### Input ###
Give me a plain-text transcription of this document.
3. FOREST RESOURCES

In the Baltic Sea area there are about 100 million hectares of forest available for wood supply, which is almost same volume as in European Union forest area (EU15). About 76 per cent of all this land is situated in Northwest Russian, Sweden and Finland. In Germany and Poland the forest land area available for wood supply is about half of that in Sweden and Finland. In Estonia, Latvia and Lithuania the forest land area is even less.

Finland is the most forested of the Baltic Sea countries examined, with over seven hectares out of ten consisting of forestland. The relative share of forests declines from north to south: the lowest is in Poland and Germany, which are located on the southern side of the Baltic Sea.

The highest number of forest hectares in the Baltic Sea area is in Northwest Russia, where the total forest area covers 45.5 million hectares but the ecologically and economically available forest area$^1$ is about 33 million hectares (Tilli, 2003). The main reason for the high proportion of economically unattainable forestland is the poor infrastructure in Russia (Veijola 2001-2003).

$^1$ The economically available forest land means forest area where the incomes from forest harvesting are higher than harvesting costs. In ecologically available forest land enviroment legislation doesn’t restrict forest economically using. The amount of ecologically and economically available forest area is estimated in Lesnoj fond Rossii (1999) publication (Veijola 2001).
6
###
### Input ###
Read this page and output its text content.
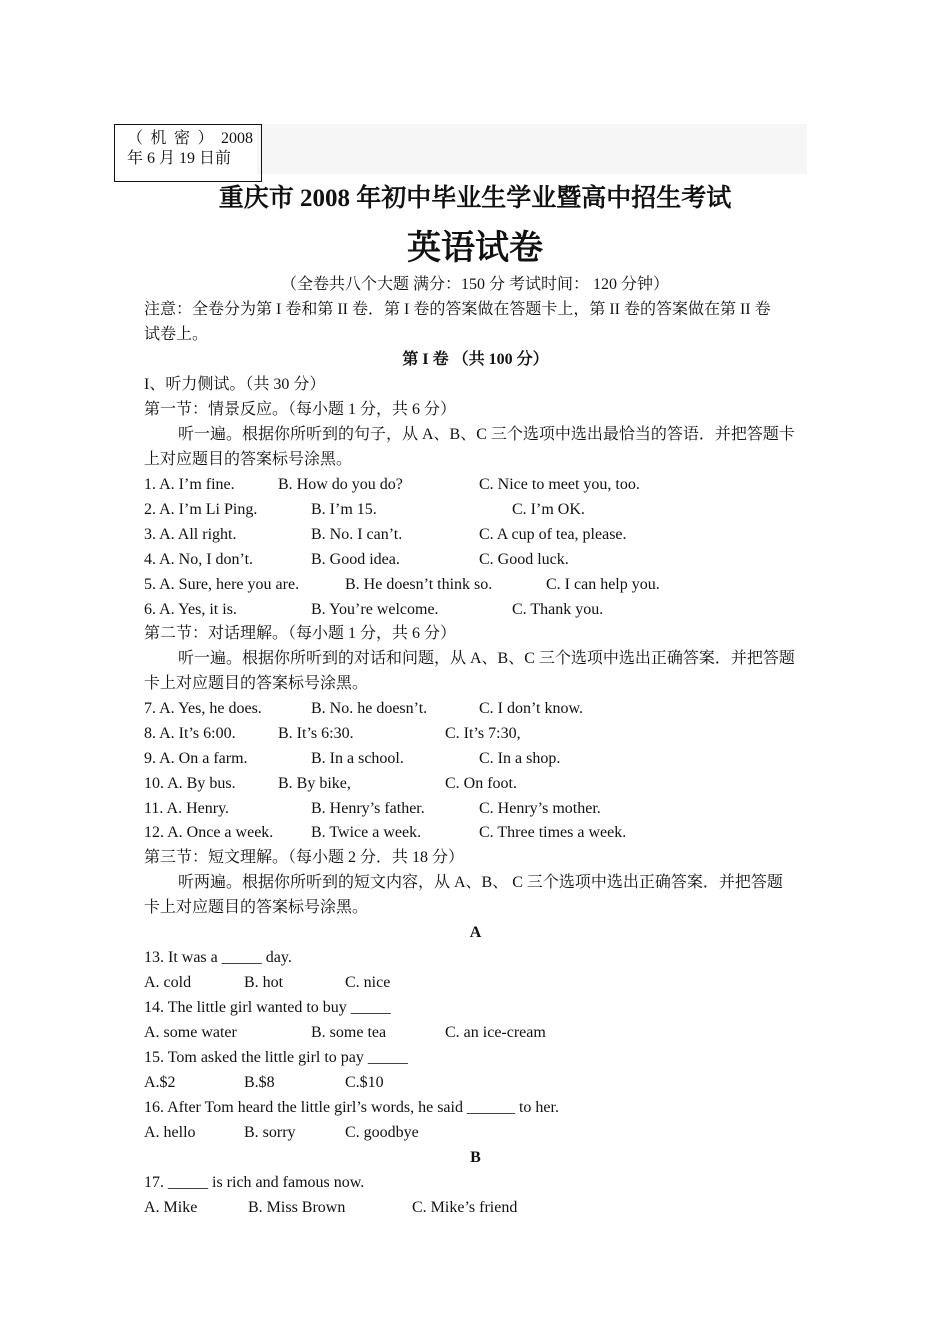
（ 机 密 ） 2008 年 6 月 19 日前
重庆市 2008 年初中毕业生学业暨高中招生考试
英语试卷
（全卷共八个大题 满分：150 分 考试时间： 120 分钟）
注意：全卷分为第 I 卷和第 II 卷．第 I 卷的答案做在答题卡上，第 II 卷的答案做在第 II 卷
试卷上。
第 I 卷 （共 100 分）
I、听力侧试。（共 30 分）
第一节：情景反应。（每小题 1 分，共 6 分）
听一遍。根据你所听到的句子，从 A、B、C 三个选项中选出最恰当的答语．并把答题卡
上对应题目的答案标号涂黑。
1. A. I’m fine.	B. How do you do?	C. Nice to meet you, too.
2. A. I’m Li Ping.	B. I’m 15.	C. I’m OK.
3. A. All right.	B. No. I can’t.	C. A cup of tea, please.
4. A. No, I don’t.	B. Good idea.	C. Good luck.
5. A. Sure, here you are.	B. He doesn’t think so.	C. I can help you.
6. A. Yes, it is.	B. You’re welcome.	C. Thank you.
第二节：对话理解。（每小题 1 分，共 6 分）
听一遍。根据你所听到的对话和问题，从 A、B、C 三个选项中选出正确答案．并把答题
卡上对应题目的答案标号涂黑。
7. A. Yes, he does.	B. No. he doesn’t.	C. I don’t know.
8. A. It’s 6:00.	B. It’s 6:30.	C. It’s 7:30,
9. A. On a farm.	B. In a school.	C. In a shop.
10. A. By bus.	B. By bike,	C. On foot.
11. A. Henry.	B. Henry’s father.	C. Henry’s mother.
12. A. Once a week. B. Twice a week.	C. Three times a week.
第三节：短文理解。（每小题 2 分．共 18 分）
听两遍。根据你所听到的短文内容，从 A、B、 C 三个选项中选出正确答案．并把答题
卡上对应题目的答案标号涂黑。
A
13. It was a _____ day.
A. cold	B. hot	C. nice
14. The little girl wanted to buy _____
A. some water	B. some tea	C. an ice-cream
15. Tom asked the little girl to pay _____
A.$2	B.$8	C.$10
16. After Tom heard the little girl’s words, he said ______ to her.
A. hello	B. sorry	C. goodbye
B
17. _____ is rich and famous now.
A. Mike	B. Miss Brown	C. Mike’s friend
###
Given request — How many lines of the listing include the string "text"? Answer with the number alone.

Answer to this problem — 2